--- Exercise material ---

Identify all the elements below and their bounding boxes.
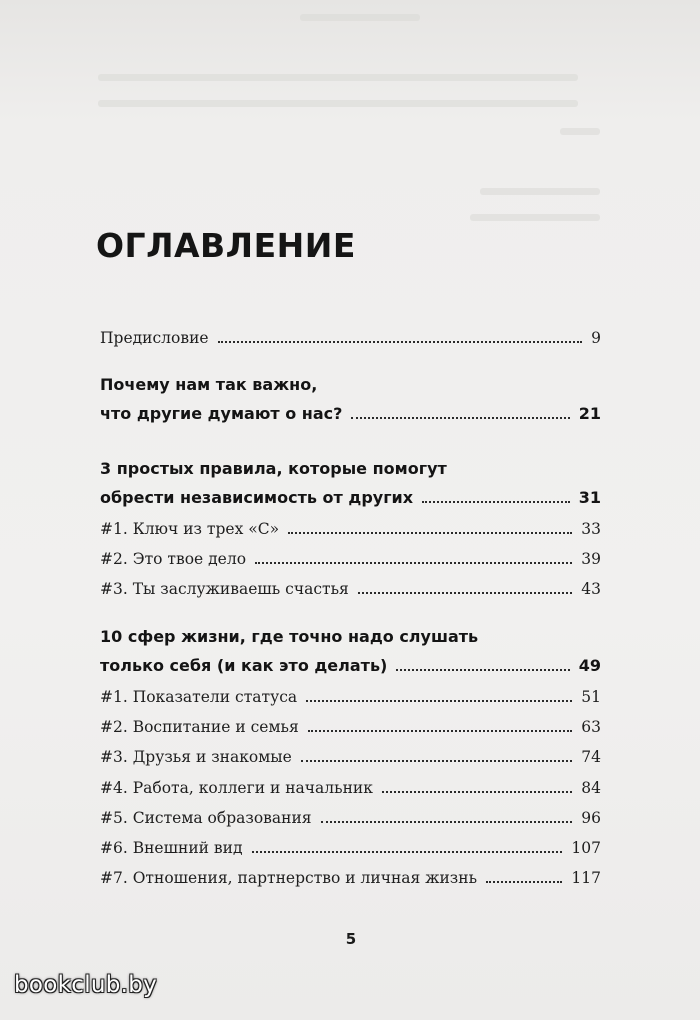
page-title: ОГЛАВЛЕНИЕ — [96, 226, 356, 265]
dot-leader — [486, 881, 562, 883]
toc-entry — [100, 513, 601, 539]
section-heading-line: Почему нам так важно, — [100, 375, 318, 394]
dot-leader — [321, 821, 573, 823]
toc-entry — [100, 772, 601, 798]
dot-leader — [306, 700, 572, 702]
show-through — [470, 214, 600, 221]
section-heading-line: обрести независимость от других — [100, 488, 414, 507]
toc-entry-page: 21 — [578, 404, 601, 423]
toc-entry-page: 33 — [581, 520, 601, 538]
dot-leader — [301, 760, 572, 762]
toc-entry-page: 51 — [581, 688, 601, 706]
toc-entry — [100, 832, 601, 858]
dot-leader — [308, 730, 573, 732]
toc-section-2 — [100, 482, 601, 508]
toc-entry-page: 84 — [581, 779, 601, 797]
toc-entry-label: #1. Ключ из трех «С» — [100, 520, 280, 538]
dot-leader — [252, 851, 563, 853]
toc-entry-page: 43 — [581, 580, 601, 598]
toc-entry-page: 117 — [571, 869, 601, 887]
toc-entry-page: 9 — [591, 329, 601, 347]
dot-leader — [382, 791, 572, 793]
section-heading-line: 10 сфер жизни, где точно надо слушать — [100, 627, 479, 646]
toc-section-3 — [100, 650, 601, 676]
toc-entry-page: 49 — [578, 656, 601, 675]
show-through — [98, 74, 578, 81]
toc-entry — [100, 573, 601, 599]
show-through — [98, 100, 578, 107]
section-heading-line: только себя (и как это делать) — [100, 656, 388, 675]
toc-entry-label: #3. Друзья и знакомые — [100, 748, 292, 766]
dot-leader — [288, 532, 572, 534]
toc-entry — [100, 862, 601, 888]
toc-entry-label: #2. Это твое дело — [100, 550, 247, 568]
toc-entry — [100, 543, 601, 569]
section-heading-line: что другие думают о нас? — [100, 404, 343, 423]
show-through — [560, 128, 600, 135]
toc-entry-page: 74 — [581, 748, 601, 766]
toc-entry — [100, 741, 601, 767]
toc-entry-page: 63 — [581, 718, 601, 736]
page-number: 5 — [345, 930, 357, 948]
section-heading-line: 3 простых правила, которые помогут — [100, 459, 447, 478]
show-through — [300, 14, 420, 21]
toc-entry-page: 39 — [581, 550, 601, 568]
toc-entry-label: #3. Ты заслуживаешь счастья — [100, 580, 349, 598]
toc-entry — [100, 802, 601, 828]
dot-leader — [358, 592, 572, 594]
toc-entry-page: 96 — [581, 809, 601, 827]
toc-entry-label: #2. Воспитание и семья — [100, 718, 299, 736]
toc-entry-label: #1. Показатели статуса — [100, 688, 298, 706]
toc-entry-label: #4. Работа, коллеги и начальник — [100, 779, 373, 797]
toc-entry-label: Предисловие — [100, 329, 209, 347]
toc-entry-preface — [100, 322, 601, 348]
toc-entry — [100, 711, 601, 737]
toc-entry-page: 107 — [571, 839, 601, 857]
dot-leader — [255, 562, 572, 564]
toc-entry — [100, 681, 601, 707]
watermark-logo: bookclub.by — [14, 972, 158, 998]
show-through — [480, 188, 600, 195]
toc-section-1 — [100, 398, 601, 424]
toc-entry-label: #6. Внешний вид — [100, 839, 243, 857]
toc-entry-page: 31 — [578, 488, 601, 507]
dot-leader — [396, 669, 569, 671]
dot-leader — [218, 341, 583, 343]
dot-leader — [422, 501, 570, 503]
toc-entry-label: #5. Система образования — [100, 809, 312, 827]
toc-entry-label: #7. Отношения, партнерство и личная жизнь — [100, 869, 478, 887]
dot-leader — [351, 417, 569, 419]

---

• _The problem_:
Put the lines above into a JSON list of strings, one string per line, skipping any blank lines and leaving out the picture.

• _The completed task_:
[
  "Identify all the elements below and their bounding boxes.",
  "page-title: ОГЛАВЛЕНИЕ — [96, 226, 356, 265]",
  "dot-leader — [486, 881, 562, 883]",
  "toc-entry — [100, 513, 601, 539]",
  "section-heading-line: Почему нам так важно, — [100, 375, 318, 394]",
  "dot-leader — [321, 821, 573, 823]",
  "toc-entry — [100, 772, 601, 798]",
  "dot-leader — [306, 700, 572, 702]",
  "show-through — [470, 214, 600, 221]",
  "section-heading-line: обрести независимость от других — [100, 488, 414, 507]",
  "toc-entry-page: 21 — [578, 404, 601, 423]",
  "toc-entry-page: 33 — [581, 520, 601, 538]",
  "dot-leader — [301, 760, 572, 762]",
  "toc-entry-page: 51 — [581, 688, 601, 706]",
  "toc-entry — [100, 832, 601, 858]",
  "dot-leader — [308, 730, 573, 732]",
  "toc-section-2 — [100, 482, 601, 508]",
  "toc-entry-page: 84 — [581, 779, 601, 797]",
  "toc-entry-label: #1. Ключ из трех «С» — [100, 520, 280, 538]",
  "dot-leader — [252, 851, 563, 853]",
  "toc-entry-page: 43 — [581, 580, 601, 598]",
  "toc-entry-page: 117 — [571, 869, 601, 887]",
  "toc-entry-page: 9 — [591, 329, 601, 347]",
  "dot-leader — [382, 791, 572, 793]",
  "section-heading-line: 10 сфер жизни, где точно надо слушать — [100, 627, 479, 646]",
  "toc-section-3 — [100, 650, 601, 676]",
  "toc-entry-page: 49 — [578, 656, 601, 675]",
  "show-through — [98, 74, 578, 81]",
  "toc-entry — [100, 573, 601, 599]",
  "show-through — [98, 100, 578, 107]",
  "section-heading-line: только себя (и как это делать) — [100, 656, 388, 675]",
  "toc-entry-label: #3. Друзья и знакомые — [100, 748, 292, 766]",
  "dot-leader — [288, 532, 572, 534]",
  "toc-entry — [100, 862, 601, 888]",
  "toc-entry-label: #2. Это твое дело — [100, 550, 247, 568]",
  "toc-entry — [100, 543, 601, 569]",
  "section-heading-line: что другие думают о нас? — [100, 404, 343, 423]",
  "show-through — [560, 128, 600, 135]",
  "toc-entry-page: 74 — [581, 748, 601, 766]",
  "toc-entry — [100, 741, 601, 767]",
  "toc-entry-page: 63 — [581, 718, 601, 736]",
  "page-number: 5 — [345, 930, 357, 948]",
  "section-heading-line: 3 простых правила, которые помогут — [100, 459, 447, 478]",
  "show-through — [300, 14, 420, 21]",
  "toc-entry-page: 39 — [581, 550, 601, 568]",
  "toc-entry-label: #3. Ты заслуживаешь счастья — [100, 580, 349, 598]",
  "toc-entry — [100, 802, 601, 828]",
  "dot-leader — [358, 592, 572, 594]",
  "toc-entry-page: 96 — [581, 809, 601, 827]",
  "toc-entry-label: #2. Воспитание и семья — [100, 718, 299, 736]",
  "toc-entry-label: #1. Показатели статуса — [100, 688, 298, 706]",
  "toc-entry-label: #4. Работа, коллеги и начальник — [100, 779, 373, 797]",
  "toc-entry-label: Предисловие — [100, 329, 209, 347]",
  "toc-entry-preface — [100, 322, 601, 348]",
  "toc-entry — [100, 711, 601, 737]",
  "toc-entry-page: 107 — [571, 839, 601, 857]",
  "dot-leader — [255, 562, 572, 564]",
  "toc-entry — [100, 681, 601, 707]",
  "watermark-logo: bookclub.by — [14, 972, 158, 998]",
  "show-through — [480, 188, 600, 195]",
  "toc-section-1 — [100, 398, 601, 424]",
  "toc-entry-label: #6. Внешний вид — [100, 839, 243, 857]",
  "toc-entry-page: 31 — [578, 488, 601, 507]",
  "dot-leader — [396, 669, 569, 671]",
  "dot-leader — [218, 341, 583, 343]",
  "dot-leader — [422, 501, 570, 503]",
  "toc-entry-label: #5. Система образования — [100, 809, 312, 827]",
  "toc-entry-label: #7. Отношения, партнерство и личная жизнь — [100, 869, 478, 887]",
  "dot-leader — [351, 417, 569, 419]"
]